____ Document
An LGBT film festival or queer film festival is a specialized film festival that has an LGBTQ+ focus in its selection of films. LGBT film festivals often screen films that would struggle to find a mainstream audience and are often activist spaces for awareness-raising around LGBT rights as well as for community building among queer communities.

The first LGBT-focused film festivals were organized in the United States as part of the awakening LGBT movement in the United States in the 1970s. The longest-running film festival with an LGBT focus is the Frameline Film Festival in San Francisco, which was established in 1977. Until the 1990s, LGBT film festivals were mostly informal screenings in Western countries. In the 1990s, NGOs were founded to create and promote queer-focused film festivals and festivals became more commercialized. Around this time, more queer-focused film festivals began to emerge, especially in East Asia and Eastern Europe.
________
Written problem A:
Answer these questions about the passage on LGBT film festivals:
(i) What kind of films do LGBT film festivals often screen?
(ii) In what city is the Frameline Film Festival held, and in what year was it established?
(iii) In which two regions did more queer-focused film festivals begin to emerge in the 1990s?
Written problem B:
From the passage on LGBT film festivals, extract the text from "An LGBT film" to "among queer communities.".
____ Given material
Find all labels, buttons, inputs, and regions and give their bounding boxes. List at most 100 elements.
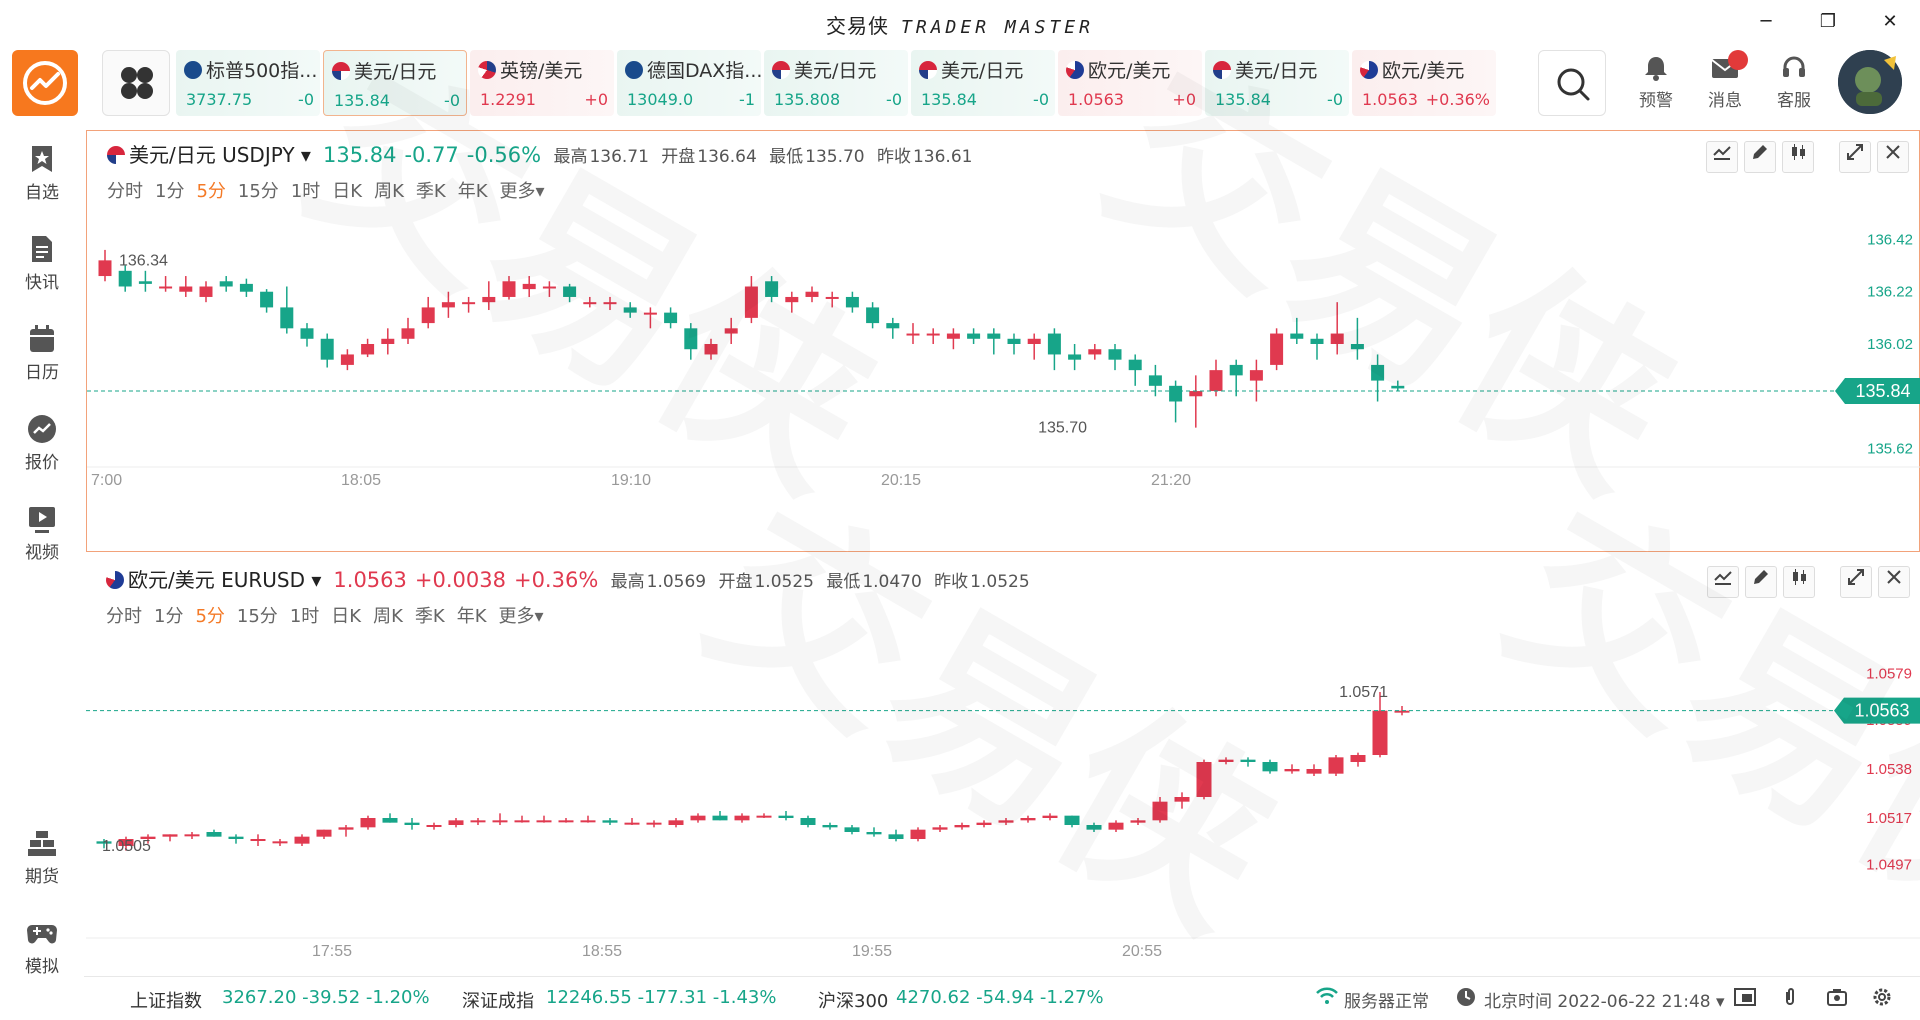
________
Result A:
(i) Films that would struggle to find a mainstream audience.
(ii) San Francisco, 1977.
(iii) East Asia and Eastern Europe.

Result B:
An LGBT film festival or queer film festival is a specialized film festival that has an LGBTQ+ focus in its selection of films. LGBT film festivals often screen films that would struggle to find a mainstream audience and are often activist spaces for awareness-raising around LGBT rights as well as for community building among queer communities.